---------- MATERIAL FOR THIS TASK

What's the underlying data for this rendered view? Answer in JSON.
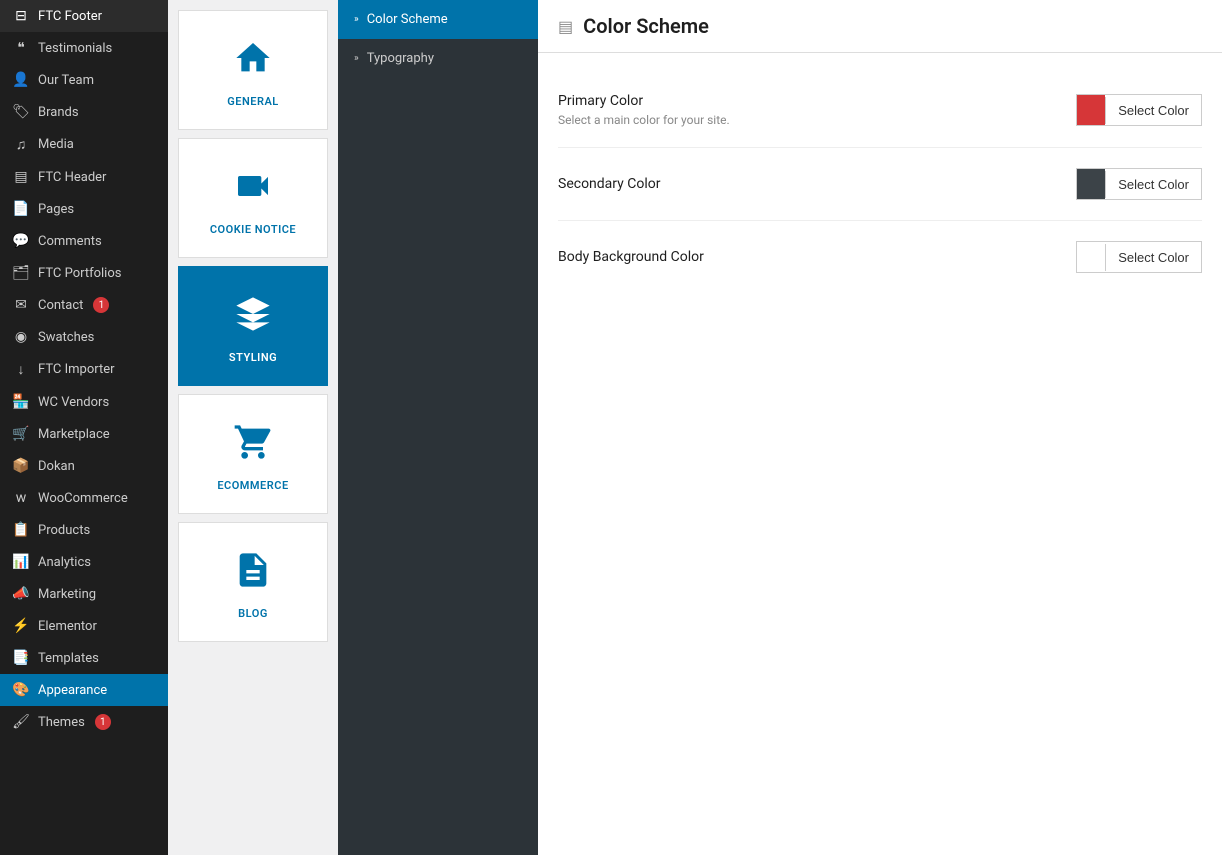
{
  "sidebar": {
    "items": [
      {
        "id": "ftc-footer",
        "label": "FTC Footer",
        "icon": "🔻",
        "active": false
      },
      {
        "id": "testimonials",
        "label": "Testimonials",
        "icon": "💬",
        "active": false
      },
      {
        "id": "our-team",
        "label": "Our Team",
        "icon": "👥",
        "active": false
      },
      {
        "id": "brands",
        "label": "Brands",
        "icon": "🏷",
        "active": false
      },
      {
        "id": "media",
        "label": "Media",
        "icon": "🎵",
        "active": false
      },
      {
        "id": "ftc-header",
        "label": "FTC Header",
        "icon": "📄",
        "active": false
      },
      {
        "id": "pages",
        "label": "Pages",
        "icon": "📃",
        "active": false
      },
      {
        "id": "comments",
        "label": "Comments",
        "icon": "💭",
        "active": false,
        "badge": null
      },
      {
        "id": "ftc-portfolios",
        "label": "FTC Portfolios",
        "icon": "🖼",
        "active": false
      },
      {
        "id": "contact",
        "label": "Contact",
        "icon": "✉",
        "active": false,
        "badge": "1"
      },
      {
        "id": "swatches",
        "label": "Swatches",
        "icon": "🎨",
        "active": false
      },
      {
        "id": "ftc-importer",
        "label": "FTC Importer",
        "icon": "⬇",
        "active": false
      },
      {
        "id": "wc-vendors",
        "label": "WC Vendors",
        "icon": "🏪",
        "active": false
      },
      {
        "id": "marketplace",
        "label": "Marketplace",
        "icon": "🛒",
        "active": false
      },
      {
        "id": "dokan",
        "label": "Dokan",
        "icon": "📦",
        "active": false
      },
      {
        "id": "woocommerce",
        "label": "WooCommerce",
        "icon": "🛍",
        "active": false
      },
      {
        "id": "products",
        "label": "Products",
        "icon": "📋",
        "active": false
      },
      {
        "id": "analytics",
        "label": "Analytics",
        "icon": "📊",
        "active": false
      },
      {
        "id": "marketing",
        "label": "Marketing",
        "icon": "📣",
        "active": false
      },
      {
        "id": "elementor",
        "label": "Elementor",
        "icon": "⚡",
        "active": false
      },
      {
        "id": "templates",
        "label": "Templates",
        "icon": "📑",
        "active": false
      },
      {
        "id": "appearance",
        "label": "Appearance",
        "icon": "🎨",
        "active": true
      },
      {
        "id": "themes",
        "label": "Themes",
        "icon": "🖌",
        "active": false,
        "badge": "1"
      }
    ]
  },
  "panels": [
    {
      "id": "general",
      "label": "GENERAL",
      "icon": "🏠",
      "active": false
    },
    {
      "id": "cookie-notice",
      "label": "COOKIE NOTICE",
      "icon": "🎥",
      "active": false
    },
    {
      "id": "styling",
      "label": "STYLING",
      "icon": "✳",
      "active": true
    },
    {
      "id": "ecommerce",
      "label": "ECOMMERCE",
      "icon": "🛒",
      "active": false
    },
    {
      "id": "blog",
      "label": "BLOG",
      "icon": "📄",
      "active": false
    }
  ],
  "submenu": {
    "items": [
      {
        "id": "color-scheme",
        "label": "Color Scheme",
        "active": true
      },
      {
        "id": "typography",
        "label": "Typography",
        "active": false
      }
    ]
  },
  "settings": {
    "title": "Color Scheme",
    "colors": [
      {
        "id": "primary",
        "label": "Primary Color",
        "desc": "Select a main color for your site.",
        "swatch": "#d63638",
        "button_label": "Select Color"
      },
      {
        "id": "secondary",
        "label": "Secondary Color",
        "desc": "",
        "swatch": "#3c4348",
        "button_label": "Select Color"
      },
      {
        "id": "body-bg",
        "label": "Body Background Color",
        "desc": "",
        "swatch": "#ffffff",
        "button_label": "Select Color"
      }
    ]
  }
}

--------------------

:: EXERCISE REQUIREMENTS ::
Every entry above needs to be retyped exactly; drop the pictures.

:: WRITTEN SOLUTION ::
What's the underlying data for this rendered view? Answer in JSON.
{
  "sidebar": {
    "items": [
      {
        "id": "ftc-footer",
        "label": "FTC Footer",
        "icon": "🔻",
        "active": false
      },
      {
        "id": "testimonials",
        "label": "Testimonials",
        "icon": "💬",
        "active": false
      },
      {
        "id": "our-team",
        "label": "Our Team",
        "icon": "👥",
        "active": false
      },
      {
        "id": "brands",
        "label": "Brands",
        "icon": "🏷",
        "active": false
      },
      {
        "id": "media",
        "label": "Media",
        "icon": "🎵",
        "active": false
      },
      {
        "id": "ftc-header",
        "label": "FTC Header",
        "icon": "📄",
        "active": false
      },
      {
        "id": "pages",
        "label": "Pages",
        "icon": "📃",
        "active": false
      },
      {
        "id": "comments",
        "label": "Comments",
        "icon": "💭",
        "active": false,
        "badge": null
      },
      {
        "id": "ftc-portfolios",
        "label": "FTC Portfolios",
        "icon": "🖼",
        "active": false
      },
      {
        "id": "contact",
        "label": "Contact",
        "icon": "✉",
        "active": false,
        "badge": "1"
      },
      {
        "id": "swatches",
        "label": "Swatches",
        "icon": "🎨",
        "active": false
      },
      {
        "id": "ftc-importer",
        "label": "FTC Importer",
        "icon": "⬇",
        "active": false
      },
      {
        "id": "wc-vendors",
        "label": "WC Vendors",
        "icon": "🏪",
        "active": false
      },
      {
        "id": "marketplace",
        "label": "Marketplace",
        "icon": "🛒",
        "active": false
      },
      {
        "id": "dokan",
        "label": "Dokan",
        "icon": "📦",
        "active": false
      },
      {
        "id": "woocommerce",
        "label": "WooCommerce",
        "icon": "🛍",
        "active": false
      },
      {
        "id": "products",
        "label": "Products",
        "icon": "📋",
        "active": false
      },
      {
        "id": "analytics",
        "label": "Analytics",
        "icon": "📊",
        "active": false
      },
      {
        "id": "marketing",
        "label": "Marketing",
        "icon": "📣",
        "active": false
      },
      {
        "id": "elementor",
        "label": "Elementor",
        "icon": "⚡",
        "active": false
      },
      {
        "id": "templates",
        "label": "Templates",
        "icon": "📑",
        "active": false
      },
      {
        "id": "appearance",
        "label": "Appearance",
        "icon": "🎨",
        "active": true
      },
      {
        "id": "themes",
        "label": "Themes",
        "icon": "🖌",
        "active": false,
        "badge": "1"
      }
    ]
  },
  "panels": [
    {
      "id": "general",
      "label": "GENERAL",
      "icon": "🏠",
      "active": false
    },
    {
      "id": "cookie-notice",
      "label": "COOKIE NOTICE",
      "icon": "🎥",
      "active": false
    },
    {
      "id": "styling",
      "label": "STYLING",
      "icon": "✳",
      "active": true
    },
    {
      "id": "ecommerce",
      "label": "ECOMMERCE",
      "icon": "🛒",
      "active": false
    },
    {
      "id": "blog",
      "label": "BLOG",
      "icon": "📄",
      "active": false
    }
  ],
  "submenu": {
    "items": [
      {
        "id": "color-scheme",
        "label": "Color Scheme",
        "active": true
      },
      {
        "id": "typography",
        "label": "Typography",
        "active": false
      }
    ]
  },
  "settings": {
    "title": "Color Scheme",
    "colors": [
      {
        "id": "primary",
        "label": "Primary Color",
        "desc": "Select a main color for your site.",
        "swatch": "#d63638",
        "button_label": "Select Color"
      },
      {
        "id": "secondary",
        "label": "Secondary Color",
        "desc": "",
        "swatch": "#3c4348",
        "button_label": "Select Color"
      },
      {
        "id": "body-bg",
        "label": "Body Background Color",
        "desc": "",
        "swatch": "#ffffff",
        "button_label": "Select Color"
      }
    ]
  }
}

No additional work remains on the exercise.